• [Task prompt]: Sort through the data and copy the lines holding the word "ALAJUELA".

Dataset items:
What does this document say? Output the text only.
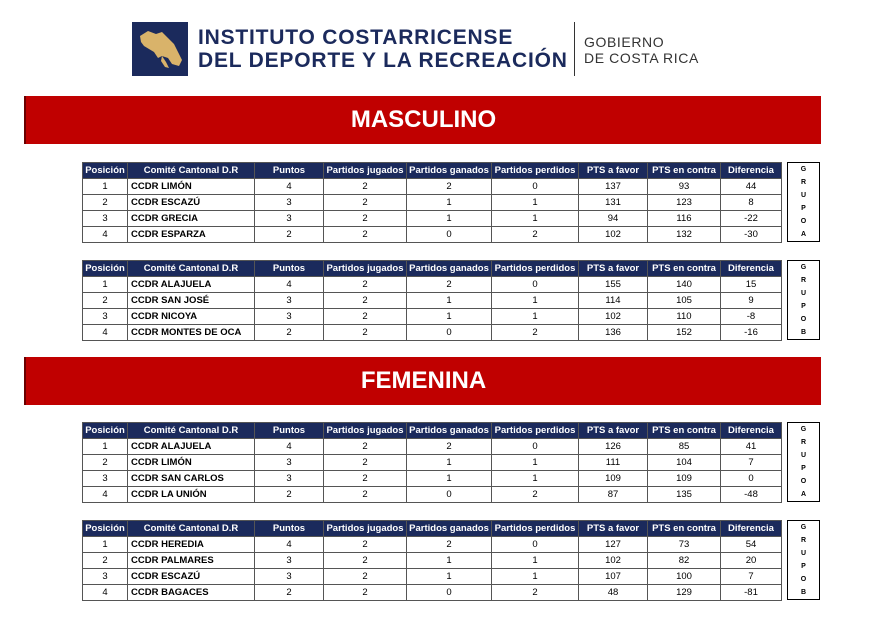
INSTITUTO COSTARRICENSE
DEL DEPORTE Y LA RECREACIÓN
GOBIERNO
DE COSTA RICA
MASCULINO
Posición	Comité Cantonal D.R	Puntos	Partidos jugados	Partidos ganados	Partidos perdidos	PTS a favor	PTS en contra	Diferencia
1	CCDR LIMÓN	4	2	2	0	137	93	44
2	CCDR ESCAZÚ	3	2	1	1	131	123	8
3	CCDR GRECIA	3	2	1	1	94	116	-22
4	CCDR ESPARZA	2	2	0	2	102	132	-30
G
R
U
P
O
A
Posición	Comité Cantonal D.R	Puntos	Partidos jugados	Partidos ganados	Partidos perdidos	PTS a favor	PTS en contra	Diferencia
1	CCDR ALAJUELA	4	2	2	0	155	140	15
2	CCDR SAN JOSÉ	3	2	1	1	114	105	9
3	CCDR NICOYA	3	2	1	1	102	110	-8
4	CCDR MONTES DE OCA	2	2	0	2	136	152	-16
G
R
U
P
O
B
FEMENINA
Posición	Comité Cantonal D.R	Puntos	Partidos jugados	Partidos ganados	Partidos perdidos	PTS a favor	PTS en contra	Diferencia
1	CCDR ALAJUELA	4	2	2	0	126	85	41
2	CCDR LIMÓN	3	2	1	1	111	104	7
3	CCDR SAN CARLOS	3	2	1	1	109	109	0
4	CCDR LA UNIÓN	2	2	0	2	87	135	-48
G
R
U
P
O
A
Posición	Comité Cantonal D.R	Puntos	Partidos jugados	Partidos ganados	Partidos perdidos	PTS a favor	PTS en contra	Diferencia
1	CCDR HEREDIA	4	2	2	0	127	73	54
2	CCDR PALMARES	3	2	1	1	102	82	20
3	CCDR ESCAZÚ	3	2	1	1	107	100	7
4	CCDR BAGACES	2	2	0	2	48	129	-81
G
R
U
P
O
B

• [Exercise response]:
1	CCDR ALAJUELA	4	2	2	0	155	140	15
1	CCDR ALAJUELA	4	2	2	0	126	85	41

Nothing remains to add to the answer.